Given task:
Pick out every line of the entries below where "JSON" occurs, and copy those lines.

Exercise inputs:
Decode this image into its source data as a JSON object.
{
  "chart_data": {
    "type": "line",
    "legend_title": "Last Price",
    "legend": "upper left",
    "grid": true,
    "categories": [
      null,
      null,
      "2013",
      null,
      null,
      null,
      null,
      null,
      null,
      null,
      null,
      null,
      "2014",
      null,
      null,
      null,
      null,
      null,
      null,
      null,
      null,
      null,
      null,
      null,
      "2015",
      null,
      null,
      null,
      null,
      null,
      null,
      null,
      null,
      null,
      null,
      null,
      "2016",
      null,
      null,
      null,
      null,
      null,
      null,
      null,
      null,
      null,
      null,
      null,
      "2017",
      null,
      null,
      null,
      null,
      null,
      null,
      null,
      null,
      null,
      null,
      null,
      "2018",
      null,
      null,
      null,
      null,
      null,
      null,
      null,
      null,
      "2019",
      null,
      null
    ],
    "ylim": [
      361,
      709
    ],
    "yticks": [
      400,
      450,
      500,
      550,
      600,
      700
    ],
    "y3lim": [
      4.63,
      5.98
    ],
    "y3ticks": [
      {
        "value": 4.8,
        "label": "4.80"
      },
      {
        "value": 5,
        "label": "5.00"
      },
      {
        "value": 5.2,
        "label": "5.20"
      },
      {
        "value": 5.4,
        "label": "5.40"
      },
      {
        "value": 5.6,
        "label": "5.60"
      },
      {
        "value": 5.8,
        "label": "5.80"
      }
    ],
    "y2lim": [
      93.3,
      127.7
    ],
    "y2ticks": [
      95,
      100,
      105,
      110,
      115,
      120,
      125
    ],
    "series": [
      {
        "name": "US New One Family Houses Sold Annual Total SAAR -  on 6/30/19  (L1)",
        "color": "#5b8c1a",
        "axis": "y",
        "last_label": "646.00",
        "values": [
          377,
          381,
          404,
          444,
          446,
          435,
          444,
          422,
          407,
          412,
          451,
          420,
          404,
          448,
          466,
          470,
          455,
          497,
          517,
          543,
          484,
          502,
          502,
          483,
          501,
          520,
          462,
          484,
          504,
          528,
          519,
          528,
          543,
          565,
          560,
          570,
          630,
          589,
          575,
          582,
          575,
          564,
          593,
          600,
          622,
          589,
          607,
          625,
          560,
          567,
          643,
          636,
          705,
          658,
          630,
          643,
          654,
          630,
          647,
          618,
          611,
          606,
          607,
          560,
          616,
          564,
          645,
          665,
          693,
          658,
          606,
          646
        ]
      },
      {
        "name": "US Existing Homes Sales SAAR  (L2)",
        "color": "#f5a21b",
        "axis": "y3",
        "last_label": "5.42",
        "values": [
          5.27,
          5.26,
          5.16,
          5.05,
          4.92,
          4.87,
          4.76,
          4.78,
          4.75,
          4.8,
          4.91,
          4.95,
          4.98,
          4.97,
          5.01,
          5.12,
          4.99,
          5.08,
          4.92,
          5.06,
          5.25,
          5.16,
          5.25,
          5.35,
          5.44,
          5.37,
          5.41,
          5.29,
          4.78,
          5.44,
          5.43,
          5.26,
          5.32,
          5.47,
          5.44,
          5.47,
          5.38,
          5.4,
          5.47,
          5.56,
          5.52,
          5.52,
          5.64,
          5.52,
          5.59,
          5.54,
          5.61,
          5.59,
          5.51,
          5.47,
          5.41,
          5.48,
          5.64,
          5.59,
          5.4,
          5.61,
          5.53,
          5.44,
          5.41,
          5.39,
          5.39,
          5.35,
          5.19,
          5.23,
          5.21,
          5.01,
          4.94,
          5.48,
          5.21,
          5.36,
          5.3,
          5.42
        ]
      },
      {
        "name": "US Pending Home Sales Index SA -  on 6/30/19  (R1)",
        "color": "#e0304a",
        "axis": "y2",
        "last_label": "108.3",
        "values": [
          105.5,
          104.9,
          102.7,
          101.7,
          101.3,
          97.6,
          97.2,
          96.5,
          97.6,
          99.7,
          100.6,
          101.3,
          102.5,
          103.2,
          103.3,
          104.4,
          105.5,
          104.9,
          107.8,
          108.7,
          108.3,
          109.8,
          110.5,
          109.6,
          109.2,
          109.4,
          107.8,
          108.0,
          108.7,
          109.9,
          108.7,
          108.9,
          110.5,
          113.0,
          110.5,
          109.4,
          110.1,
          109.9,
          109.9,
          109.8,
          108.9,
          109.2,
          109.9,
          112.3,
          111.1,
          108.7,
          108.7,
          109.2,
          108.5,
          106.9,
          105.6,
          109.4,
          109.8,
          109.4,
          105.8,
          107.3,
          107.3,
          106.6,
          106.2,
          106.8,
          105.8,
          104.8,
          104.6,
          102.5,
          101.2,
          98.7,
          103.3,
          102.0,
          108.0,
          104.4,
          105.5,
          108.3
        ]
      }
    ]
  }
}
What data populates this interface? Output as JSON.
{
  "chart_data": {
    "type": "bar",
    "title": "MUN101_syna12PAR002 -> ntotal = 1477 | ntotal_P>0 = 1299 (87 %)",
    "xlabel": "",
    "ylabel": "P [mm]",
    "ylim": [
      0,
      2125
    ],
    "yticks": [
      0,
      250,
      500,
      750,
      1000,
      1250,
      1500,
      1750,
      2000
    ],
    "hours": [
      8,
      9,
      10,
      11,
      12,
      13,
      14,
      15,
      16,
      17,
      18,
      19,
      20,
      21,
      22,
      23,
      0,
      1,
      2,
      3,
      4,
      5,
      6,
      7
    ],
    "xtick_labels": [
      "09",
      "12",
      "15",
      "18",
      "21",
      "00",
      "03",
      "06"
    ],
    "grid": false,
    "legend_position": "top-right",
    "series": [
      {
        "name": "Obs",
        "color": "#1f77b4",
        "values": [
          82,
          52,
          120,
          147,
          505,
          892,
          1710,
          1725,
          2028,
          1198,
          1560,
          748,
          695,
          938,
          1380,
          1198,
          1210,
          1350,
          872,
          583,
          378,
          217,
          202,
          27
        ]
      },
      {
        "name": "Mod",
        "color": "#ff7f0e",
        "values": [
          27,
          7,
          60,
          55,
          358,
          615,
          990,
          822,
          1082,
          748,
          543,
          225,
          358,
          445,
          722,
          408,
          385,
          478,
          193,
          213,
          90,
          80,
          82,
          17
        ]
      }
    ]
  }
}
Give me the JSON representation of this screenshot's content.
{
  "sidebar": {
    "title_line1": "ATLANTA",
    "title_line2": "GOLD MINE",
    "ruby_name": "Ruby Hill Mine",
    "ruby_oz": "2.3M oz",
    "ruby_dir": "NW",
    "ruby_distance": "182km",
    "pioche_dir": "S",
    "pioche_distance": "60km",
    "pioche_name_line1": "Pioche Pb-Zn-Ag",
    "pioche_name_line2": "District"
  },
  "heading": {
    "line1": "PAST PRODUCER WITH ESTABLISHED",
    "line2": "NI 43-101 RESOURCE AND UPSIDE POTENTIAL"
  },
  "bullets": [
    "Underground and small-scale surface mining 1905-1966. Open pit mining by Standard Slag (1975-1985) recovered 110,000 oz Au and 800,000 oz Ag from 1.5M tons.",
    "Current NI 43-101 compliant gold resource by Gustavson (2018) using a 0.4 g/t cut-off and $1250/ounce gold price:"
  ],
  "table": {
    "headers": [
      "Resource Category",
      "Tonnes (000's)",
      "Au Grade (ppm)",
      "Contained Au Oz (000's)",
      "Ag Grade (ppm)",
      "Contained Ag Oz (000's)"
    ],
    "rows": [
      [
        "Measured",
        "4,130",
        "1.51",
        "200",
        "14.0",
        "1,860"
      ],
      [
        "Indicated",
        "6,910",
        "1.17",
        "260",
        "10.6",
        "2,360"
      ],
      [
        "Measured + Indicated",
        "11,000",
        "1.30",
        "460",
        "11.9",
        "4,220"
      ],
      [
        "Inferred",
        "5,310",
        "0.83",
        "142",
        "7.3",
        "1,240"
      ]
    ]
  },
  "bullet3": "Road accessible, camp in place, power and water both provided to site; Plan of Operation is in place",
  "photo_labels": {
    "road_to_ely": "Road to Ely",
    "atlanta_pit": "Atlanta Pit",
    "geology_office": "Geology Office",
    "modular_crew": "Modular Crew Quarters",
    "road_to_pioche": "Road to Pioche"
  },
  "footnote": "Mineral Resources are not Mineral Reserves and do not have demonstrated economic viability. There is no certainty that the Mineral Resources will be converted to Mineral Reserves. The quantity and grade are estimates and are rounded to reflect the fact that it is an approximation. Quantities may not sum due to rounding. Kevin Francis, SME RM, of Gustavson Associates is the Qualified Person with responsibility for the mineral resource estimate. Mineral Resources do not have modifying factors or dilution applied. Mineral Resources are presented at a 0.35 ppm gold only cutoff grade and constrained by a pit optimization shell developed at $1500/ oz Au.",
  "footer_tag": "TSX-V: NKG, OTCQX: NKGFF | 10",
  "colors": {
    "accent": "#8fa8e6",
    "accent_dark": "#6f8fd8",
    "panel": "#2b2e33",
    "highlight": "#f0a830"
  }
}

Answer in full:
Decode this image into its source data as a JSON object.
What data populates this interface? Output as JSON.
Give me the JSON representation of this screenshot's content.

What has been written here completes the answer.